Stated problem » Retype the material word for word.

Dataset content »
· · · · ·

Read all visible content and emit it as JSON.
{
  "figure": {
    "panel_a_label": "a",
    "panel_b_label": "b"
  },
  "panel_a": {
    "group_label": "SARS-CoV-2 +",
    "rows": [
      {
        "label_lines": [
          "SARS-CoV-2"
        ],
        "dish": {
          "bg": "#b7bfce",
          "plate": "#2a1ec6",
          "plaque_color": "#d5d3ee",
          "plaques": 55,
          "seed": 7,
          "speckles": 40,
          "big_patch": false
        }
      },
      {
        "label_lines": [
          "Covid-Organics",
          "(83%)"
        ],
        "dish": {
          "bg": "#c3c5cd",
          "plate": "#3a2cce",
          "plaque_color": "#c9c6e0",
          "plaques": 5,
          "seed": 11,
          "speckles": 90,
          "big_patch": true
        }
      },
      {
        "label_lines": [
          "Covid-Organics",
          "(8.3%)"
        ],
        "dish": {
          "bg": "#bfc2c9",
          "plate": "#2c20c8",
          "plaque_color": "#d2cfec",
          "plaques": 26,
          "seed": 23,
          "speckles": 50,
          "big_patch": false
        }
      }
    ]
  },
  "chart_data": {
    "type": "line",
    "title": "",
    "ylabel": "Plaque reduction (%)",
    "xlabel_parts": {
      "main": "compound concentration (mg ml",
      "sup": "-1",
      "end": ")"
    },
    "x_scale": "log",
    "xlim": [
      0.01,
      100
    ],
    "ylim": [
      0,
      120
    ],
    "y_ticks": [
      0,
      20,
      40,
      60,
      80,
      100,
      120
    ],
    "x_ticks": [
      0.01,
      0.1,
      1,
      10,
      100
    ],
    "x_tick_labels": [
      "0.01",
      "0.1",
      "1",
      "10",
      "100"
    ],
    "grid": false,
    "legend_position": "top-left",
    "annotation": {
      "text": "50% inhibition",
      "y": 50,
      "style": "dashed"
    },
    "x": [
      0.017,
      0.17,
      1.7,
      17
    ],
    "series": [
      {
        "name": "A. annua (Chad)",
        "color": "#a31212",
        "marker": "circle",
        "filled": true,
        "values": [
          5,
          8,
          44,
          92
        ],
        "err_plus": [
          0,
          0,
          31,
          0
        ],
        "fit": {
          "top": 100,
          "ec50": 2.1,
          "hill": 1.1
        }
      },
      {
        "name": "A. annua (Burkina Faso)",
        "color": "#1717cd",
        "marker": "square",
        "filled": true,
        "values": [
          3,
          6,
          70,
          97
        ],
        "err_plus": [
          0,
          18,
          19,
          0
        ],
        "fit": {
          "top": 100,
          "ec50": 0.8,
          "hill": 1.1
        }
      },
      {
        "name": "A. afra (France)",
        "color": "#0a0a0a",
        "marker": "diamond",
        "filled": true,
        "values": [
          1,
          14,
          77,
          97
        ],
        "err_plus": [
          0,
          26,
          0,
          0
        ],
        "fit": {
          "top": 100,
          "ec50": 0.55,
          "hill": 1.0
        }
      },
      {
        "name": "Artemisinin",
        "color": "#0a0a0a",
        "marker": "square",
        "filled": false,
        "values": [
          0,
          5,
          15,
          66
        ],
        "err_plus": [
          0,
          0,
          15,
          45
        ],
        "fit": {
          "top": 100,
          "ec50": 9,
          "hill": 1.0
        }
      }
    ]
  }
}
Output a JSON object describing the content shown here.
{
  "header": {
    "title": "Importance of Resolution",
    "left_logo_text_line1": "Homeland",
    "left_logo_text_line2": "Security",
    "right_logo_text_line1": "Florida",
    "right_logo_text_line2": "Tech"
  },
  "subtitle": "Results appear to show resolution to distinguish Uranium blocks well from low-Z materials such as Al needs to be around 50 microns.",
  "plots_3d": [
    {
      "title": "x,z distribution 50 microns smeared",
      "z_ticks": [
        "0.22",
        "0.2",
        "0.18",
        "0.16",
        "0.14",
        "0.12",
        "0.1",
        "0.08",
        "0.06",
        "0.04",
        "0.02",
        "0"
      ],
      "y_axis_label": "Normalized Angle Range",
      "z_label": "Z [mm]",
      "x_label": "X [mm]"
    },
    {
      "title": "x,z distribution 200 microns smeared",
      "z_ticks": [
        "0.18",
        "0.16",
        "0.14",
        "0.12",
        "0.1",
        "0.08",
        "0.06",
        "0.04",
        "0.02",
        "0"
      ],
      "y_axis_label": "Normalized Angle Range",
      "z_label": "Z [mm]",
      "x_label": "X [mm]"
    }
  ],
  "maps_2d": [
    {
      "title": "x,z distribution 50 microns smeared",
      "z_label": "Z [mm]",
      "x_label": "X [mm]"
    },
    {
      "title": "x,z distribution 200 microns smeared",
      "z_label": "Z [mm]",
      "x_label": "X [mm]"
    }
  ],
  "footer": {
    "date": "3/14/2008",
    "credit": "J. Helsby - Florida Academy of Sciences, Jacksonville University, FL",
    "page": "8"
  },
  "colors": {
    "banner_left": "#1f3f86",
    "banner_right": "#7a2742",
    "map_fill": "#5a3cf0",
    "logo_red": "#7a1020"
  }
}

· · · · ·

Solution »
Read all visible content and emit it as JSON.
{
  "figure": {
    "panel_a_label": "a",
    "panel_b_label": "b"
  },
  "panel_a": {
    "group_label": "SARS-CoV-2 +",
    "rows": [
      {
        "label_lines": [
          "SARS-CoV-2"
        ],
        "dish": {
          "bg": "#b7bfce",
          "plate": "#2a1ec6",
          "plaque_color": "#d5d3ee",
          "plaques": 55,
          "seed": 7,
          "speckles": 40,
          "big_patch": false
        }
      },
      {
        "label_lines": [
          "Covid-Organics",
          "(83%)"
        ],
        "dish": {
          "bg": "#c3c5cd",
          "plate": "#3a2cce",
          "plaque_color": "#c9c6e0",
          "plaques": 5,
          "seed": 11,
          "speckles": 90,
          "big_patch": true
        }
      },
      {
        "label_lines": [
          "Covid-Organics",
          "(8.3%)"
        ],
        "dish": {
          "bg": "#bfc2c9",
          "plate": "#2c20c8",
          "plaque_color": "#d2cfec",
          "plaques": 26,
          "seed": 23,
          "speckles": 50,
          "big_patch": false
        }
      }
    ]
  },
  "chart_data": {
    "type": "line",
    "title": "",
    "ylabel": "Plaque reduction (%)",
    "xlabel_parts": {
      "main": "compound concentration (mg ml",
      "sup": "-1",
      "end": ")"
    },
    "x_scale": "log",
    "xlim": [
      0.01,
      100
    ],
    "ylim": [
      0,
      120
    ],
    "y_ticks": [
      0,
      20,
      40,
      60,
      80,
      100,
      120
    ],
    "x_ticks": [
      0.01,
      0.1,
      1,
      10,
      100
    ],
    "x_tick_labels": [
      "0.01",
      "0.1",
      "1",
      "10",
      "100"
    ],
    "grid": false,
    "legend_position": "top-left",
    "annotation": {
      "text": "50% inhibition",
      "y": 50,
      "style": "dashed"
    },
    "x": [
      0.017,
      0.17,
      1.7,
      17
    ],
    "series": [
      {
        "name": "A. annua (Chad)",
        "color": "#a31212",
        "marker": "circle",
        "filled": true,
        "values": [
          5,
          8,
          44,
          92
        ],
        "err_plus": [
          0,
          0,
          31,
          0
        ],
        "fit": {
          "top": 100,
          "ec50": 2.1,
          "hill": 1.1
        }
      },
      {
        "name": "A. annua (Burkina Faso)",
        "color": "#1717cd",
        "marker": "square",
        "filled": true,
        "values": [
          3,
          6,
          70,
          97
        ],
        "err_plus": [
          0,
          18,
          19,
          0
        ],
        "fit": {
          "top": 100,
          "ec50": 0.8,
          "hill": 1.1
        }
      },
      {
        "name": "A. afra (France)",
        "color": "#0a0a0a",
        "marker": "diamond",
        "filled": true,
        "values": [
          1,
          14,
          77,
          97
        ],
        "err_plus": [
          0,
          26,
          0,
          0
        ],
        "fit": {
          "top": 100,
          "ec50": 0.55,
          "hill": 1.0
        }
      },
      {
        "name": "Artemisinin",
        "color": "#0a0a0a",
        "marker": "square",
        "filled": false,
        "values": [
          0,
          5,
          15,
          66
        ],
        "err_plus": [
          0,
          0,
          15,
          45
        ],
        "fit": {
          "top": 100,
          "ec50": 9,
          "hill": 1.0
        }
      }
    ]
  }
}
Output a JSON object describing the content shown here.
{
  "header": {
    "title": "Importance of Resolution",
    "left_logo_text_line1": "Homeland",
    "left_logo_text_line2": "Security",
    "right_logo_text_line1": "Florida",
    "right_logo_text_line2": "Tech"
  },
  "subtitle": "Results appear to show resolution to distinguish Uranium blocks well from low-Z materials such as Al needs to be around 50 microns.",
  "plots_3d": [
    {
      "title": "x,z distribution 50 microns smeared",
      "z_ticks": [
        "0.22",
        "0.2",
        "0.18",
        "0.16",
        "0.14",
        "0.12",
        "0.1",
        "0.08",
        "0.06",
        "0.04",
        "0.02",
        "0"
      ],
      "y_axis_label": "Normalized Angle Range",
      "z_label": "Z [mm]",
      "x_label": "X [mm]"
    },
    {
      "title": "x,z distribution 200 microns smeared",
      "z_ticks": [
        "0.18",
        "0.16",
        "0.14",
        "0.12",
        "0.1",
        "0.08",
        "0.06",
        "0.04",
        "0.02",
        "0"
      ],
      "y_axis_label": "Normalized Angle Range",
      "z_label": "Z [mm]",
      "x_label": "X [mm]"
    }
  ],
  "maps_2d": [
    {
      "title": "x,z distribution 50 microns smeared",
      "z_label": "Z [mm]",
      "x_label": "X [mm]"
    },
    {
      "title": "x,z distribution 200 microns smeared",
      "z_label": "Z [mm]",
      "x_label": "X [mm]"
    }
  ],
  "footer": {
    "date": "3/14/2008",
    "credit": "J. Helsby - Florida Academy of Sciences, Jacksonville University, FL",
    "page": "8"
  },
  "colors": {
    "banner_left": "#1f3f86",
    "banner_right": "#7a2742",
    "map_fill": "#5a3cf0",
    "logo_red": "#7a1020"
  }
}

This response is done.